Passage -
--------

Pondering Fish
Whodathunk the ghost of Cornelius Van Til would ever haunt the New York Times Opinionator? Check this out from Stanley Fish, reviewing Steven Smith’s soon-to-be-released Disenchantment of Secular Discourse (which appears to be a must-read). A teaser from Fish:
“While secular discourse, in the form of statistical analyses, controlled experiments and rational decision-trees, can yield banks of data that can then be subdivided and refined in more ways than we can count, it cannot tell us what that data means or what to do with it. No matter how much information you pile up and how sophisticated are the analytical operations you perform, you will never get one millimeter closer to the moment when you can move from the piled-up information to some lesson or imperative it points to; for it doesn’t point anywhere; it just sits there, inert and empty.”
I was equally taken with Fish’s brief mention of “a form of intellectual/political apartheid known as the private/public distinction.” It reminded me what a mess dualism has made in the history of Western philosophy and theology. Think about it:
In philosophy, the duality of idea and form, which we owe to the classical Greeks. We’re still trying to find a way to put these back together, especially post-Kant.
In anthropology, the duality of soul (mind) and body. In the field of medicine alone, one wonders how different things might look if these were ever brought back into fruitful connection. Let us not even speak of the field of education.
In social theory, the duality of religious (church) and secular (state, society). The one cares for all things “spiritual” (worship, and the fate of the soul); the other for all things social, tangible, and embodied (says Fish, “the business of everyday life – commerce, science, medicine, law, agriculture, education, foreign policy, etc.). The arrangement sits awkwardly, one must admit, with the biblical metaphors of salt, light, and leaven; but there are Christians who seem to believe God is happy with it.
Penetrating all of this, the eschatological duality of heaven (eternity) and earth (time). What doth earth matter? Of what value is the historical? We’re holding out for a harp, a cloud, and a crown. I could do without the cloud, myself, but my sanctification has proceeded only so far.

--------

Records -
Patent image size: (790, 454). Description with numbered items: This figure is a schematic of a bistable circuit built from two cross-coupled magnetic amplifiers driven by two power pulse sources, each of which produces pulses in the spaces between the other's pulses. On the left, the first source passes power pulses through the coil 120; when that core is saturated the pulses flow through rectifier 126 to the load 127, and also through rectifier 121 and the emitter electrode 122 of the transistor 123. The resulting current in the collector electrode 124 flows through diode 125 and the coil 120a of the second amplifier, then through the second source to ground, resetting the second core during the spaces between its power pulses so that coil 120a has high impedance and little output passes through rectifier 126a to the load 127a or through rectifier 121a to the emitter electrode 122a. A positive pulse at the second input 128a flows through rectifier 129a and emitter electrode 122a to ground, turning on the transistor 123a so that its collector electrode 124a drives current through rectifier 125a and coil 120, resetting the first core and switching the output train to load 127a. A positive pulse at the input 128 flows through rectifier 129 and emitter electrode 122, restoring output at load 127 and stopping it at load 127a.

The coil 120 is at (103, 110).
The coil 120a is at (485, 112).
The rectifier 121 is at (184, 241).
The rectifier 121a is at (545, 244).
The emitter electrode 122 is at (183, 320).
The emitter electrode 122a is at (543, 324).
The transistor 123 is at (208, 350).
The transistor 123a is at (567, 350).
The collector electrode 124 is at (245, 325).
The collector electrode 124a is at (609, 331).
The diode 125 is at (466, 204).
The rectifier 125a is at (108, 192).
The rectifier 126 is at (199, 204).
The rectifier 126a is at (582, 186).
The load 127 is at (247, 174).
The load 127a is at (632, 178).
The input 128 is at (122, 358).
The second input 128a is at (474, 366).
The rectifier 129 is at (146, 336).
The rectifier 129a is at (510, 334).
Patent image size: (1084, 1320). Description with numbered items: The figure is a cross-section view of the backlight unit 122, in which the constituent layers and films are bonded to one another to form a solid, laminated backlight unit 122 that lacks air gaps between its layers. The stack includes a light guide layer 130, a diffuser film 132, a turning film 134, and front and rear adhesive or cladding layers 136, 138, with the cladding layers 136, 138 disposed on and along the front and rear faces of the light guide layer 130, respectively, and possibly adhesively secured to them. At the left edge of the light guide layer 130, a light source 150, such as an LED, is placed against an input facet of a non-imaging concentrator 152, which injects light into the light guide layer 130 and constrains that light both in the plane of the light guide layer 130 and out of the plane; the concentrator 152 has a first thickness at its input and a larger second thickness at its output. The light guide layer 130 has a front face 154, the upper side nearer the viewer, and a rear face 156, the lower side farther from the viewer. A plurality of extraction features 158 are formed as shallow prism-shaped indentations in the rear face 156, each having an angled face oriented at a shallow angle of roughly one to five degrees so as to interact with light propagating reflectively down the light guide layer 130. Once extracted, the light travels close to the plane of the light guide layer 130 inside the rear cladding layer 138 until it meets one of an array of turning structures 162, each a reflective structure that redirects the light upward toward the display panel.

--------

Task list -
[A] According to the post, which duality in philosophy do we owe to the classical Greeks?
[B] Reproduce the part of the post that starts at the words "Penetrating all of" and runs through "only so far.".

Answers given -
[A] The duality of idea and form.

[B]
Penetrating all of this, the eschatological duality of heaven (eternity) and earth (time). What doth earth matter? Of what value is the historical? We’re holding out for a harp, a cloud, and a crown. I could do without the cloud, myself, but my sanctification has proceeded only so far.